Convert the whole listing below into a Markdown table with two columns, Row and Line. Number each nonblank line in order and leave out the blank lines.

• **Working data**:
•••••
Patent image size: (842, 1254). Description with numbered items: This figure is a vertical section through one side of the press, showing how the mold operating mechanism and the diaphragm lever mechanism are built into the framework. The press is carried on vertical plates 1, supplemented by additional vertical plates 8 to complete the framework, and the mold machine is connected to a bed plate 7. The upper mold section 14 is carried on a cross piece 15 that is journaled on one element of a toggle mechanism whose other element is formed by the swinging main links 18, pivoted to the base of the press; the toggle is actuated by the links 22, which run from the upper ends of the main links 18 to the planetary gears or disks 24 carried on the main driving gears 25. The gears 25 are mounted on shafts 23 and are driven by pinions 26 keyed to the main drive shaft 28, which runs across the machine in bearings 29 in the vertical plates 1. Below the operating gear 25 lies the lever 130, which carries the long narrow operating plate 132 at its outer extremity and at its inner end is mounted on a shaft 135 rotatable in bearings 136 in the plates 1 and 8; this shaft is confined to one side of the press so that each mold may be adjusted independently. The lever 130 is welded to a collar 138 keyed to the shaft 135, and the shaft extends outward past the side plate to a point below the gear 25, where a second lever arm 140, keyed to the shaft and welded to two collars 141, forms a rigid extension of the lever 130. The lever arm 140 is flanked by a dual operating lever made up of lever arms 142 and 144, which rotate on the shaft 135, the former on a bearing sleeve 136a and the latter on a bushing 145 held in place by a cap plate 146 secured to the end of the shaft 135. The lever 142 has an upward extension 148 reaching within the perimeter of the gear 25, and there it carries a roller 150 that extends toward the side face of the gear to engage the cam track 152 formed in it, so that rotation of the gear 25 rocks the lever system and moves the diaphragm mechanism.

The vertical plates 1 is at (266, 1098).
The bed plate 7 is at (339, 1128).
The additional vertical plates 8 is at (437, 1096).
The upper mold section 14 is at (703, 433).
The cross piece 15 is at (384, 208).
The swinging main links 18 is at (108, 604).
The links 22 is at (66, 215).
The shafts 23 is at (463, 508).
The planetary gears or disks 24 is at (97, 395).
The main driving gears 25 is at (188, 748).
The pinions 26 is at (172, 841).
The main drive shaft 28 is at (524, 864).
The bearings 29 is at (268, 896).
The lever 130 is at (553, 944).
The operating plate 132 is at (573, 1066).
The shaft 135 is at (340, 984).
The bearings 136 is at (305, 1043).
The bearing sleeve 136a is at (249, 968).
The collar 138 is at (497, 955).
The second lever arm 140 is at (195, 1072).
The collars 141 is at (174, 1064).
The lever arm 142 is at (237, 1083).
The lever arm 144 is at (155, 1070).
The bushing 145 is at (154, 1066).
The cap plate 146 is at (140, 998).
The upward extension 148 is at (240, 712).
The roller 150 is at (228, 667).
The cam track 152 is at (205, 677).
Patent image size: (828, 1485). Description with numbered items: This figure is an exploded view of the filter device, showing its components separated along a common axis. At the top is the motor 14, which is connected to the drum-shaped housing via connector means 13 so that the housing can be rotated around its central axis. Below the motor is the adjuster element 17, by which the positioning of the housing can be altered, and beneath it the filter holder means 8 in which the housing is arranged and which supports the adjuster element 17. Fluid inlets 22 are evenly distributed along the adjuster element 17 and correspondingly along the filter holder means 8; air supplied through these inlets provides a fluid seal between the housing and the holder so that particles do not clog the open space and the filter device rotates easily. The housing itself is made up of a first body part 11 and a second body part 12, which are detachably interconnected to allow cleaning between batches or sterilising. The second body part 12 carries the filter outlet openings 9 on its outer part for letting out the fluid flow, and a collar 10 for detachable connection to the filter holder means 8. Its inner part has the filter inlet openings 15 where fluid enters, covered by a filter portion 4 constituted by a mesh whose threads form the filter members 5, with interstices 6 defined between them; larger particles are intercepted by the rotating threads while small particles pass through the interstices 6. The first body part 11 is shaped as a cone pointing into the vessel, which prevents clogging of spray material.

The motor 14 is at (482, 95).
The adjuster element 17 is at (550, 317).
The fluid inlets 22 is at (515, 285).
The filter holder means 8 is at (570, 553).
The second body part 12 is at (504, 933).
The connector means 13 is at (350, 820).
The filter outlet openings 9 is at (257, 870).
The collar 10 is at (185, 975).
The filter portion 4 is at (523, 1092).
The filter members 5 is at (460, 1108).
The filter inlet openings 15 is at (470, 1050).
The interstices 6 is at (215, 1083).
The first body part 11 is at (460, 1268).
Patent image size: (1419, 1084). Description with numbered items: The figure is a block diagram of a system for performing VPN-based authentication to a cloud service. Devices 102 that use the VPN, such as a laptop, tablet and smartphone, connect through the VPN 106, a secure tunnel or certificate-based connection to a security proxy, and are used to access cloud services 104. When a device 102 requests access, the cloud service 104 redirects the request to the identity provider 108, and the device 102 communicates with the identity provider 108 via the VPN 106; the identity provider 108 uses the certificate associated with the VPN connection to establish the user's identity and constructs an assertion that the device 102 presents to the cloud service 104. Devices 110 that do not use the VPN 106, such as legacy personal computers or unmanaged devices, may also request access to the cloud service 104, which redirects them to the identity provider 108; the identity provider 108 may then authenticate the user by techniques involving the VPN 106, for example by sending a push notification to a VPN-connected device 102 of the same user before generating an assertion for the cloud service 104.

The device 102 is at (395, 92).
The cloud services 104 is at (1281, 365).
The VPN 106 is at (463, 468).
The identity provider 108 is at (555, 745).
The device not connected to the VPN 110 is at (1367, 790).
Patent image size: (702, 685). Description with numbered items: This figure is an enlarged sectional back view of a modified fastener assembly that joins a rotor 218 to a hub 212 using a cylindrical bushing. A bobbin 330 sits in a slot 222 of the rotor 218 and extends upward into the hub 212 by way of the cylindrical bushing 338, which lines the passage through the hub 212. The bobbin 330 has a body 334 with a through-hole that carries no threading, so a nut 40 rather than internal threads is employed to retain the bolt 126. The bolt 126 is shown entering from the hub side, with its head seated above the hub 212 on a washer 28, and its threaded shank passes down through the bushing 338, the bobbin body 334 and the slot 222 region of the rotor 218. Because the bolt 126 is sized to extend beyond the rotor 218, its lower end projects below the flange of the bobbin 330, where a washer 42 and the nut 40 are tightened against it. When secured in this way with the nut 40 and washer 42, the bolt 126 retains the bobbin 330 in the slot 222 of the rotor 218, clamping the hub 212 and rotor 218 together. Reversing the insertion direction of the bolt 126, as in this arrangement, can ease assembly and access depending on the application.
•••••
• **Written answer**:
| Row | Line |
|---|---|
| 1 | Patent image size: (842, 1254). Description with numbered items: This figure is a vertical section through one side of the press, showing how the mold operating mechanism and the diaphragm lever mechanism are built into the framework. The press is carried on vertical plates 1, supplemented by additional vertical plates 8 to complete the framework, and the mold machine is connected to a bed plate 7. The upper mold section 14 is carried on a cross piece 15 that is journaled on one element of a toggle mechanism whose other element is formed by the swinging main links 18, pivoted to the base of the press; the toggle is actuated by the links 22, which run from the upper ends of the main links 18 to the planetary gears or disks 24 carried on the main driving gears 25. The gears 25 are mounted on shafts 23 and are driven by pinions 26 keyed to the main drive shaft 28, which runs across the machine in bearings 29 in the vertical plates 1. Below the operating gear 25 lies the lever 130, which carries the long narrow operating plate 132 at its outer extremity and at its inner end is mounted on a shaft 135 rotatable in bearings 136 in the plates 1 and 8; this shaft is confined to one side of the press so that each mold may be adjusted independently. The lever 130 is welded to a collar 138 keyed to the shaft 135, and the shaft extends outward past the side plate to a point below the gear 25, where a second lever arm 140, keyed to the shaft and welded to two collars 141, forms a rigid extension of the lever 130. The lever arm 140 is flanked by a dual operating lever made up of lever arms 142 and 144, which rotate on the shaft 135, the former on a bearing sleeve 136a and the latter on a bushing 145 held in place by a cap plate 146 secured to the end of the shaft 135. The lever 142 has an upward extension 148 reaching within the perimeter of the gear 25, and there it carries a roller 150 that extends toward the side face of the gear to engage the cam track 152 formed in it, so that rotation of the gear 25 rocks the lever system and moves the diaphragm mechanism. |
| 2 | The vertical plates 1 is at (266, 1098). |
| 3 | The bed plate 7 is at (339, 1128). |
| 4 | The additional vertical plates 8 is at (437, 1096). |
| 5 | The upper mold section 14 is at (703, 433). |
| 6 | The cross piece 15 is at (384, 208). |
| 7 | The swinging main links 18 is at (108, 604). |
| 8 | The links 22 is at (66, 215). |
| 9 | The shafts 23 is at (463, 508). |
| 10 | The planetary gears or disks 24 is at (97, 395). |
| 11 | The main driving gears 25 is at (188, 748). |
| 12 | The pinions 26 is at (172, 841). |
| 13 | The main drive shaft 28 is at (524, 864). |
| 14 | The bearings 29 is at (268, 896). |
| 15 | The lever 130 is at (553, 944). |
| 16 | The operating plate 132 is at (573, 1066). |
| 17 | The shaft 135 is at (340, 984). |
| 18 | The bearings 136 is at (305, 1043). |
| 19 | The bearing sleeve 136a is at (249, 968). |
| 20 | The collar 138 is at (497, 955). |
| 21 | The second lever arm 140 is at (195, 1072). |
| 22 | The collars 141 is at (174, 1064). |
| 23 | The lever arm 142 is at (237, 1083). |
| 24 | The lever arm 144 is at (155, 1070). |
| 25 | The bushing 145 is at (154, 1066). |
| 26 | The cap plate 146 is at (140, 998). |
| 27 | The upward extension 148 is at (240, 712). |
| 28 | The roller 150 is at (228, 667). |
| 29 | The cam track 152 is at (205, 677). |
| 30 | Patent image size: (828, 1485). Description with numbered items: This figure is an exploded view of the filter device, showing its components separated along a common axis. At the top is the motor 14, which is connected to the drum-shaped housing via connector means 13 so that the housing can be rotated around its central axis. Below the motor is the adjuster element 17, by which the positioning of the housing can be altered, and beneath it the filter holder means 8 in which the housing is arranged and which supports the adjuster element 17. Fluid inlets 22 are evenly distributed along the adjuster element 17 and correspondingly along the filter holder means 8; air supplied through these inlets provides a fluid seal between the housing and the holder so that particles do not clog the open space and the filter device rotates easily. The housing itself is made up of a first body part 11 and a second body part 12, which are detachably interconnected to allow cleaning between batches or sterilising. The second body part 12 carries the filter outlet openings 9 on its outer part for letting out the fluid flow, and a collar 10 for detachable connection to the filter holder means 8. Its inner part has the filter inlet openings 15 where fluid enters, covered by a filter portion 4 constituted by a mesh whose threads form the filter members 5, with interstices 6 defined between them; larger particles are intercepted by the rotating threads while small particles pass through the interstices 6. The first body part 11 is shaped as a cone pointing into the vessel, which prevents clogging of spray material. |
| 31 | The motor 14 is at (482, 95). |
| 32 | The adjuster element 17 is at (550, 317). |
| 33 | The fluid inlets 22 is at (515, 285). |
| 34 | The filter holder means 8 is at (570, 553). |
| 35 | The second body part 12 is at (504, 933). |
| 36 | The connector means 13 is at (350, 820). |
| 37 | The filter outlet openings 9 is at (257, 870). |
| 38 | The collar 10 is at (185, 975). |
| 39 | The filter portion 4 is at (523, 1092). |
| 40 | The filter members 5 is at (460, 1108). |
| 41 | The filter inlet openings 15 is at (470, 1050). |
| 42 | The interstices 6 is at (215, 1083). |
| 43 | The first body part 11 is at (460, 1268). |
| 44 | Patent image size: (1419, 1084). Description with numbered items: The figure is a block diagram of a system for performing VPN-based authentication to a cloud service. Devices 102 that use the VPN, such as a laptop, tablet and smartphone, connect through the VPN 106, a secure tunnel or certificate-based connection to a security proxy, and are used to access cloud services 104. When a device 102 requests access, the cloud service 104 redirects the request to the identity provider 108, and the device 102 communicates with the identity provider 108 via the VPN 106; the identity provider 108 uses the certificate associated with the VPN connection to establish the user's identity and constructs an assertion that the device 102 presents to the cloud service 104. Devices 110 that do not use the VPN 106, such as legacy personal computers or unmanaged devices, may also request access to the cloud service 104, which redirects them to the identity provider 108; the identity provider 108 may then authenticate the user by techniques involving the VPN 106, for example by sending a push notification to a VPN-connected device 102 of the same user before generating an assertion for the cloud service 104. |
| 45 | The device 102 is at (395, 92). |
| 46 | The cloud services 104 is at (1281, 365). |
| 47 | The VPN 106 is at (463, 468). |
| 48 | The identity provider 108 is at (555, 745). |
| 49 | The device not connected to the VPN 110 is at (1367, 790). |
| 50 | Patent image size: (702, 685). Description with numbered items: This figure is an enlarged sectional back view of a modified fastener assembly that joins a rotor 218 to a hub 212 using a cylindrical bushing. A bobbin 330 sits in a slot 222 of the rotor 218 and extends upward into the hub 212 by way of the cylindrical bushing 338, which lines the passage through the hub 212. The bobbin 330 has a body 334 with a through-hole that carries no threading, so a nut 40 rather than internal threads is employed to retain the bolt 126. The bolt 126 is shown entering from the hub side, with its head seated above the hub 212 on a washer 28, and its threaded shank passes down through the bushing 338, the bobbin body 334 and the slot 222 region of the rotor 218. Because the bolt 126 is sized to extend beyond the rotor 218, its lower end projects below the flange of the bobbin 330, where a washer 42 and the nut 40 are tightened against it. When secured in this way with the nut 40 and washer 42, the bolt 126 retains the bobbin 330 in the slot 222 of the rotor 218, clamping the hub 212 and rotor 218 together. Reversing the insertion direction of the bolt 126, as in this arrangement, can ease assembly and access depending on the application. |